PROMPT: Report how many lines in the records hold the string "Błąd"; give the number and nothing else.

Records from a dataset:
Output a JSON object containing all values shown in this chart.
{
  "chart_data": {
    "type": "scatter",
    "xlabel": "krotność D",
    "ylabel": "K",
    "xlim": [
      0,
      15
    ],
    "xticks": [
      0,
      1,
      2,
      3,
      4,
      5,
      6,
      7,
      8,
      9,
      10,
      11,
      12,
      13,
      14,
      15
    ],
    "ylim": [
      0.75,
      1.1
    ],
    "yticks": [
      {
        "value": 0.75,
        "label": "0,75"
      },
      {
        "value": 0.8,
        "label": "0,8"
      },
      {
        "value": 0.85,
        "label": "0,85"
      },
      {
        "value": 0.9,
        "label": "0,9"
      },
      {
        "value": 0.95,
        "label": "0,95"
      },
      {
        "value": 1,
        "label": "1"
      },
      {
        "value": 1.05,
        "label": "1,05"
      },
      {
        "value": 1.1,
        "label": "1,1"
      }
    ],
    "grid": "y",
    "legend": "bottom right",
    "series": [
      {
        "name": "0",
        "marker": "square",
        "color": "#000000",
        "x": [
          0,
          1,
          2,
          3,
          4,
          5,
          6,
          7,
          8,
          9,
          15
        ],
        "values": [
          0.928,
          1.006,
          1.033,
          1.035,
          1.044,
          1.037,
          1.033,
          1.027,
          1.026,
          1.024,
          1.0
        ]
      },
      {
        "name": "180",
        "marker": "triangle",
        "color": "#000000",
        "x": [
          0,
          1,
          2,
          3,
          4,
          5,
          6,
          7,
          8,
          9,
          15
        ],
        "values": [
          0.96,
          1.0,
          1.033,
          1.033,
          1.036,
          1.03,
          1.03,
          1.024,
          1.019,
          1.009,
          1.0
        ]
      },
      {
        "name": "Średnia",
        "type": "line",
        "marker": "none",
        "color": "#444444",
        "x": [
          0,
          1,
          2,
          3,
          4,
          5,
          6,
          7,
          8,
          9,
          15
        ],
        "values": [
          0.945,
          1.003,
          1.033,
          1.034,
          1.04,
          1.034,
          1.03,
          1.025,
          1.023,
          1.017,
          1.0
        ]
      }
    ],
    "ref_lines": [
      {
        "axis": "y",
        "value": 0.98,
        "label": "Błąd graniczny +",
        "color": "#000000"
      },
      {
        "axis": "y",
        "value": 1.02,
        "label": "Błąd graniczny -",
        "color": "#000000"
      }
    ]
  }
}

OUTPUT OF THE TASK: 2